Aim:
Find every line with "image" in it, then report how many there are and nothing more.

# # # # #

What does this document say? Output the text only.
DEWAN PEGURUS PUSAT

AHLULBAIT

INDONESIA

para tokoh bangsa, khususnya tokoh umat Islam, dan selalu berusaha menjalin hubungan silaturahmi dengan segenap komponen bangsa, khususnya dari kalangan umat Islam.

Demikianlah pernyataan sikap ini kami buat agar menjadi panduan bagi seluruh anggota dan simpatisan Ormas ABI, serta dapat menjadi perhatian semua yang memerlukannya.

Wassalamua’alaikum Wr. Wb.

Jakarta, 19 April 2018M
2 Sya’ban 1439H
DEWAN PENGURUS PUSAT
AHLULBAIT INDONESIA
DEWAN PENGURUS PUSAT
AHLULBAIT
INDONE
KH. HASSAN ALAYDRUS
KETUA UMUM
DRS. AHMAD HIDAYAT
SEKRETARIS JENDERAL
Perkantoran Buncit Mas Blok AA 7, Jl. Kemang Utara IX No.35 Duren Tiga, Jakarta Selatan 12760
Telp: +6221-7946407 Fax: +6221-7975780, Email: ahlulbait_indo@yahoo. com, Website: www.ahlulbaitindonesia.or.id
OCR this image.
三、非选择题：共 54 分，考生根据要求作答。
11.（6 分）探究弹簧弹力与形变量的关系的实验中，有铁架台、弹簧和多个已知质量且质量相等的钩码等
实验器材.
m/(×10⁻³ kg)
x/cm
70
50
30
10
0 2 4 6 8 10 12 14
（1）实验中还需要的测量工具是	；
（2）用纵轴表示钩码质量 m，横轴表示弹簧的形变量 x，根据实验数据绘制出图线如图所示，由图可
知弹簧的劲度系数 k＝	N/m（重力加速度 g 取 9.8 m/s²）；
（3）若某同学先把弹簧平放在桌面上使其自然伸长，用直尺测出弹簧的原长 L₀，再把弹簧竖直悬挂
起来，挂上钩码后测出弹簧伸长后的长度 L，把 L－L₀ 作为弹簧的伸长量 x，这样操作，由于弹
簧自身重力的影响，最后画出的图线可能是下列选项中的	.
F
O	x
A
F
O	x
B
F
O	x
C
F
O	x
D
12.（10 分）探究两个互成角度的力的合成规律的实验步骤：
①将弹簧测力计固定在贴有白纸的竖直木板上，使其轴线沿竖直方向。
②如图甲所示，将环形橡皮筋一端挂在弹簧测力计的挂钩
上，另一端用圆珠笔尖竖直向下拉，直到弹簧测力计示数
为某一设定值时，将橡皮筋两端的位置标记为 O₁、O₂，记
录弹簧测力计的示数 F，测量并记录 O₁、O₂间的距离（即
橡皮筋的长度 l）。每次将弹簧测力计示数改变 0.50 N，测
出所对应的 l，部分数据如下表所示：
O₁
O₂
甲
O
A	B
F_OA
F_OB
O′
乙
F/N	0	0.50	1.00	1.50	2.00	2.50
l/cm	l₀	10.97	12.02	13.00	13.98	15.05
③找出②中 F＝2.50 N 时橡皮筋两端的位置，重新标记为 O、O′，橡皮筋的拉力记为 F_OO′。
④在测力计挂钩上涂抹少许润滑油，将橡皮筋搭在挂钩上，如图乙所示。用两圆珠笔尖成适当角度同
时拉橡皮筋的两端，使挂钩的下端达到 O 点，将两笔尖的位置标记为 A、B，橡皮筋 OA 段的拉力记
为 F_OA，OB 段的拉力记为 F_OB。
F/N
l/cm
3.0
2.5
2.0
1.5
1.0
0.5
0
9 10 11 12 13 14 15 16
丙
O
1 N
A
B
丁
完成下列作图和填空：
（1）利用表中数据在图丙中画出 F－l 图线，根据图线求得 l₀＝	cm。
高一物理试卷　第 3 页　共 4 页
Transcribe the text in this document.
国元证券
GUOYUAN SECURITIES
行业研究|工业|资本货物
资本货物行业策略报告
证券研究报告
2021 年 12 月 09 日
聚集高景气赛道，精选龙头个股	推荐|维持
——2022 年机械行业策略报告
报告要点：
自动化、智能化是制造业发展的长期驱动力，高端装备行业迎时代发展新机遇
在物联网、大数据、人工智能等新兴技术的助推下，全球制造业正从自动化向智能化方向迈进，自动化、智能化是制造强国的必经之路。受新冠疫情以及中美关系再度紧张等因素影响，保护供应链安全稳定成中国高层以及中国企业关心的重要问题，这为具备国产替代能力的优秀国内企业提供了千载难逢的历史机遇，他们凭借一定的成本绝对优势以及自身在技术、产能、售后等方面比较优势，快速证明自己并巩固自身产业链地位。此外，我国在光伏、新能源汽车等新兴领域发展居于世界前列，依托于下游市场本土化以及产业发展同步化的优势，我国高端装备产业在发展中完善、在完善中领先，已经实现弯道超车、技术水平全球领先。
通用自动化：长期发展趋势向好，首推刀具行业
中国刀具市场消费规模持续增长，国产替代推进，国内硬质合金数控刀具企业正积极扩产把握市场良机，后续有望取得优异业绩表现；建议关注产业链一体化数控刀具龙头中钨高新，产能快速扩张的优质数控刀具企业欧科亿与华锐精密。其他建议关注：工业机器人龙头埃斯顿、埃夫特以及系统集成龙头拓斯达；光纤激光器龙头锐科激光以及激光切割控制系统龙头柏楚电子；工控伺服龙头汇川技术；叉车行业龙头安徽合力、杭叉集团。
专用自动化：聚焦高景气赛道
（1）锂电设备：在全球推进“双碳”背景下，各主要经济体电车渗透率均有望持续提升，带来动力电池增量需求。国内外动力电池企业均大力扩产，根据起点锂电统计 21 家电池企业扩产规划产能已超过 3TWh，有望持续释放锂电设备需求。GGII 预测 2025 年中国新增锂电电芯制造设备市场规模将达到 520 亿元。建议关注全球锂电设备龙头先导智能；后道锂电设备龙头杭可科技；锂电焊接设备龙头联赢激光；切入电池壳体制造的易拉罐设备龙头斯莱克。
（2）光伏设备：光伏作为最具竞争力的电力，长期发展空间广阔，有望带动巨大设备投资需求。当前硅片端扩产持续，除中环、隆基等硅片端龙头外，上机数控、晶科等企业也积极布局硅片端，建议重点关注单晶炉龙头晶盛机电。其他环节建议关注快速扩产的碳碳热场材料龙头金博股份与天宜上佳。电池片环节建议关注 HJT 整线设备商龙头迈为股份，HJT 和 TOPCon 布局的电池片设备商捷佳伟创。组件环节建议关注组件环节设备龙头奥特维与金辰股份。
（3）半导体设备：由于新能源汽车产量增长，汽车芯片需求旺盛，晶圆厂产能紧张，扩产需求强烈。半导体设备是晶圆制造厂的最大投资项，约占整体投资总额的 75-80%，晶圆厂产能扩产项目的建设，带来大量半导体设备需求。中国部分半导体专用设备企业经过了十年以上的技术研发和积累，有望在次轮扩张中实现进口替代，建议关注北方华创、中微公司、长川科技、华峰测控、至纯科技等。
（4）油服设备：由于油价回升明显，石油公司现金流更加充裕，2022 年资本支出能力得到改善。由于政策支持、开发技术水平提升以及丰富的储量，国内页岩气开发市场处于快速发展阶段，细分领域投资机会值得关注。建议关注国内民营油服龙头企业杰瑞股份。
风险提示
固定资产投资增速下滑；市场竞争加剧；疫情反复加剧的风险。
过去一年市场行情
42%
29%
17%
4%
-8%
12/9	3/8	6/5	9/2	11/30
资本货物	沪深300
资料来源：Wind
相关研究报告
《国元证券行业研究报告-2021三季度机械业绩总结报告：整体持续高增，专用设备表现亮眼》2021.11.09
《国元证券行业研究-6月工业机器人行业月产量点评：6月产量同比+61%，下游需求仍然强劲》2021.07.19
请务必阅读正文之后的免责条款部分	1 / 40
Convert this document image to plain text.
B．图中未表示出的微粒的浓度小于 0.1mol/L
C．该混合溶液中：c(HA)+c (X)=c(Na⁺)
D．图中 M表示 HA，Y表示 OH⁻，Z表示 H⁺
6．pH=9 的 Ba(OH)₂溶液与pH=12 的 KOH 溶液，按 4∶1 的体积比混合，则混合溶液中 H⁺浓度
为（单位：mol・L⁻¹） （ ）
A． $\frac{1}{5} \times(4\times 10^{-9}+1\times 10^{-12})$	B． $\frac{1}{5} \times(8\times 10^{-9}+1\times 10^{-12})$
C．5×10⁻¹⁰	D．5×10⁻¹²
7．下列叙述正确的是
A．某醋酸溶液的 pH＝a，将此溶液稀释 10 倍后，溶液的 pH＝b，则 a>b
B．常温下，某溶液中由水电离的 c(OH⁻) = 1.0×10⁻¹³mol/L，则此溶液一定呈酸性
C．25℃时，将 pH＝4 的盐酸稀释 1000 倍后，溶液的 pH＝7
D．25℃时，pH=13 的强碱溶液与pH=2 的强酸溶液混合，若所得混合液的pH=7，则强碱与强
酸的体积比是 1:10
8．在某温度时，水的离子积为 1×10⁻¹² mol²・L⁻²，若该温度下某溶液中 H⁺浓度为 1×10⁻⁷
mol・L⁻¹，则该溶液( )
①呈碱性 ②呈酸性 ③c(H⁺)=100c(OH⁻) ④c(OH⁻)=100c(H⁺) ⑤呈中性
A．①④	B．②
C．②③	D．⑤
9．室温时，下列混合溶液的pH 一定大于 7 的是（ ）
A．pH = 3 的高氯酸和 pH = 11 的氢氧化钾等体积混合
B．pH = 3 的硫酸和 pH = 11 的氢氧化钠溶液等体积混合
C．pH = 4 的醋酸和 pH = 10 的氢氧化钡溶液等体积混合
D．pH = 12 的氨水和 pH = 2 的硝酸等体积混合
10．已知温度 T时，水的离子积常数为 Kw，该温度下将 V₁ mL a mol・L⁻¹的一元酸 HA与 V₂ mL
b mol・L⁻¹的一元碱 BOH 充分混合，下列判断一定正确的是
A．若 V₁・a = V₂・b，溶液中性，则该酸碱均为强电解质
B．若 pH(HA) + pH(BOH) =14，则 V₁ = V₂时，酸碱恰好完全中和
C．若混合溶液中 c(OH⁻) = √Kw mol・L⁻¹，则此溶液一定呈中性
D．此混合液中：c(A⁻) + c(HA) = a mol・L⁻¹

# # # # #

Result of the task:
2